Data lines
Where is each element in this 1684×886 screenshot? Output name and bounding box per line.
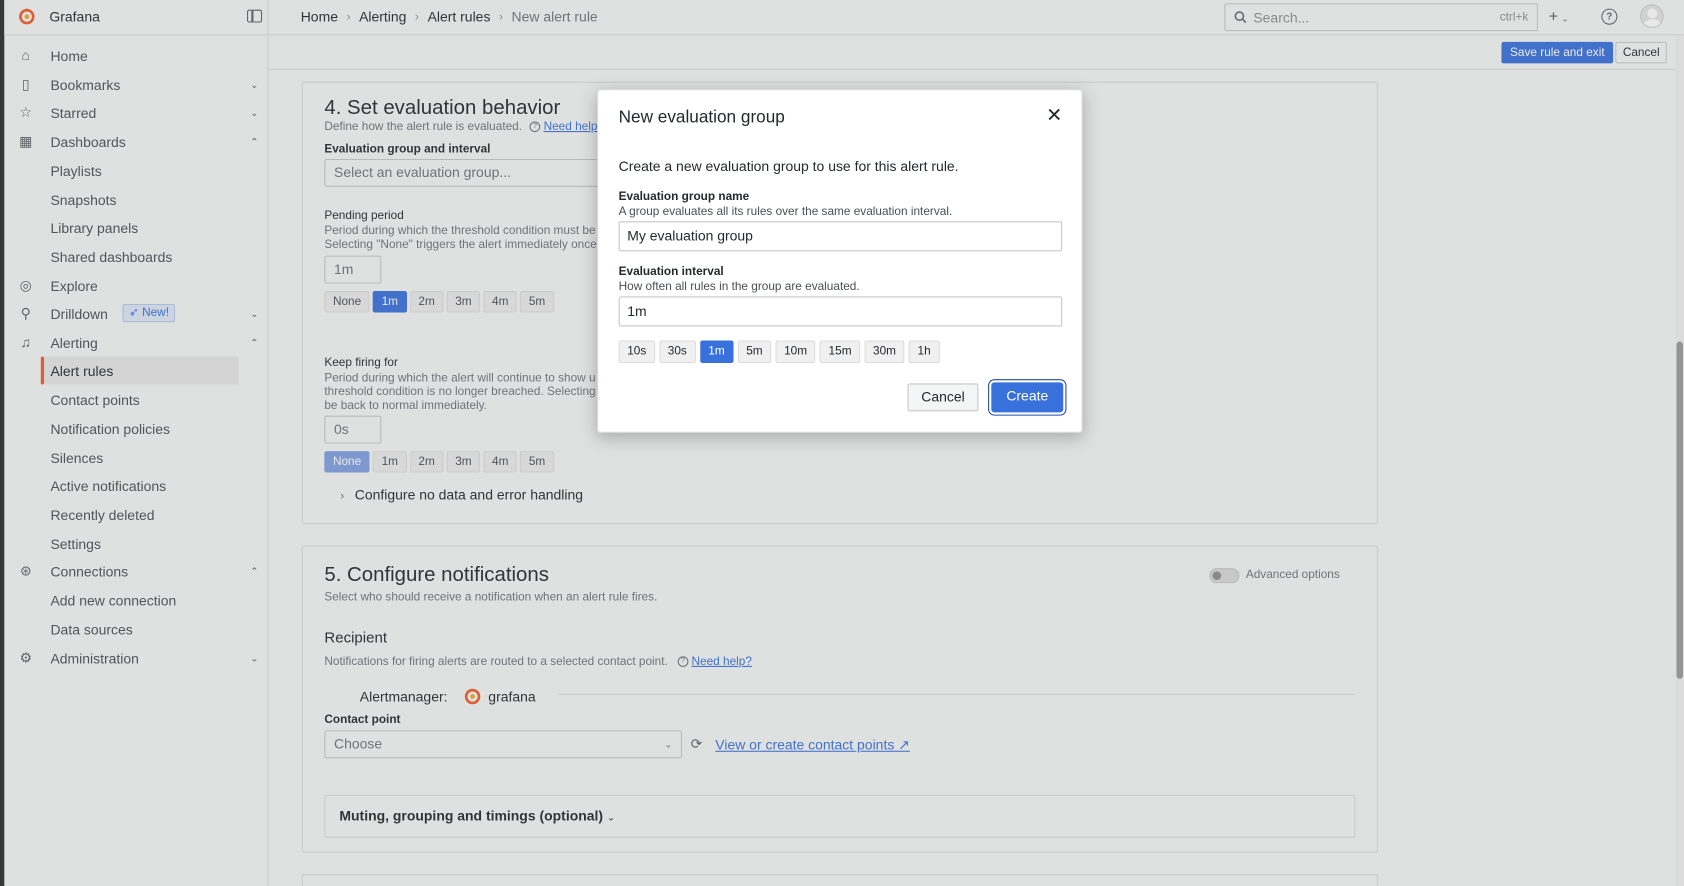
interval-options: 10s 30s 1m 5m 10m 15m 30m 1h bbox=[618, 340, 940, 364]
interval-description: How often all rules in the group are eva… bbox=[618, 280, 860, 294]
interval-option-10m[interactable]: 10m bbox=[775, 340, 816, 364]
modal-cancel-button[interactable]: Cancel bbox=[907, 383, 979, 412]
new-evaluation-group-modal: New evaluation group ✕ Create a new eval… bbox=[597, 89, 1083, 433]
interval-option-15m[interactable]: 15m bbox=[819, 340, 861, 364]
close-icon[interactable]: ✕ bbox=[1046, 104, 1062, 125]
grafana-app: Grafana Home › Alerting › Alert rules › … bbox=[0, 0, 1684, 886]
group-name-label: Evaluation group name bbox=[618, 190, 750, 203]
interval-option-5m[interactable]: 5m bbox=[737, 340, 772, 364]
modal-intro: Create a new evaluation group to use for… bbox=[618, 157, 959, 174]
interval-label: Evaluation interval bbox=[618, 265, 724, 279]
interval-option-1h[interactable]: 1h bbox=[908, 340, 940, 364]
modal-create-button[interactable]: Create bbox=[991, 382, 1064, 413]
interval-option-30s[interactable]: 30s bbox=[659, 340, 696, 364]
group-name-input[interactable]: My evaluation group bbox=[618, 221, 1063, 252]
interval-option-10s[interactable]: 10s bbox=[618, 340, 655, 364]
interval-input[interactable]: 1m bbox=[618, 296, 1063, 327]
interval-option-30m[interactable]: 30m bbox=[864, 340, 905, 364]
modal-title: New evaluation group bbox=[618, 108, 785, 127]
group-name-description: A group evaluates all its rules over the… bbox=[618, 205, 953, 219]
interval-option-1m[interactable]: 1m bbox=[699, 340, 734, 364]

* What to do
Turn the records from the line containing "interval-options: 10s 30s" through the line containing "group-name-label: Evaluation group" into a Markdown table with the columns Row and Line, numbering each line and omitting any blank lines.

* Task response
| Row | Line |
|---|---|
| 1 | interval-options: 10s 30s 1m 5m 10m 15m 30m 1h bbox=[618, 340, 940, 364] |
| 2 | interval-description: How often all rules in the group are eva… bbox=[618, 280, 860, 294] |
| 3 | interval-option-10m[interactable]: 10m bbox=[775, 340, 816, 364] |
| 4 | modal-cancel-button[interactable]: Cancel bbox=[907, 383, 979, 412] |
| 5 | new-evaluation-group-modal: New evaluation group ✕ Create a new eval… bbox=[597, 89, 1083, 433] |
| 6 | interval-option-15m[interactable]: 15m bbox=[819, 340, 861, 364] |
| 7 | close-icon[interactable]: ✕ bbox=[1046, 104, 1062, 125] |
| 8 | grafana-app: Grafana Home › Alerting › Alert rules › … bbox=[0, 0, 1684, 886] |
| 9 | group-name-label: Evaluation group name bbox=[618, 190, 750, 203] |